Extracted records:
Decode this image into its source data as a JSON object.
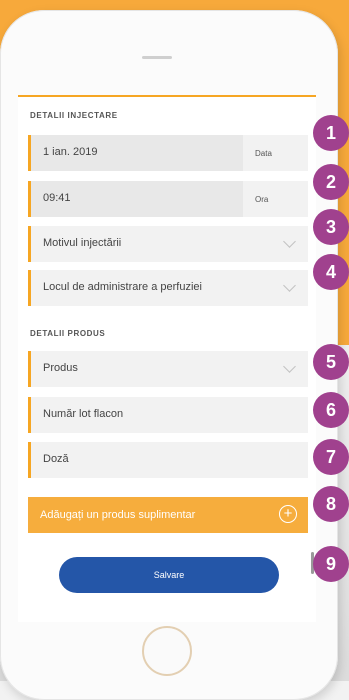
{
  "details_injection": {
    "section_title": "DETALII INJECTARE",
    "date": {
      "value": "1 ian. 2019",
      "label": "Data"
    },
    "time": {
      "value": "09:41",
      "label": "Ora"
    },
    "reason": {
      "placeholder": "Motivul injectării"
    },
    "site": {
      "placeholder": "Locul de administrare a perfuziei"
    }
  },
  "product_details": {
    "section_title": "DETALII PRODUS",
    "product": {
      "placeholder": "Produs"
    },
    "lot": {
      "placeholder": "Număr lot flacon"
    },
    "dose": {
      "placeholder": "Doză"
    }
  },
  "add_product_button": "Adăugați un produs suplimentar",
  "save_button": "Salvare",
  "badges": [
    "1",
    "2",
    "3",
    "4",
    "5",
    "6",
    "7",
    "8",
    "9"
  ],
  "colors": {
    "accent_orange": "#f6a623",
    "primary_blue": "#2456a8",
    "badge_purple": "#a0418e"
  }
}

= What to work on =
Leave out the pictures and copy every record above exactly.

= Solution for this problem =
Decode this image into its source data as a JSON object.
{
  "details_injection": {
    "section_title": "DETALII INJECTARE",
    "date": {
      "value": "1 ian. 2019",
      "label": "Data"
    },
    "time": {
      "value": "09:41",
      "label": "Ora"
    },
    "reason": {
      "placeholder": "Motivul injectării"
    },
    "site": {
      "placeholder": "Locul de administrare a perfuziei"
    }
  },
  "product_details": {
    "section_title": "DETALII PRODUS",
    "product": {
      "placeholder": "Produs"
    },
    "lot": {
      "placeholder": "Număr lot flacon"
    },
    "dose": {
      "placeholder": "Doză"
    }
  },
  "add_product_button": "Adăugați un produs suplimentar",
  "save_button": "Salvare",
  "badges": [
    "1",
    "2",
    "3",
    "4",
    "5",
    "6",
    "7",
    "8",
    "9"
  ],
  "colors": {
    "accent_orange": "#f6a623",
    "primary_blue": "#2456a8",
    "badge_purple": "#a0418e"
  }
}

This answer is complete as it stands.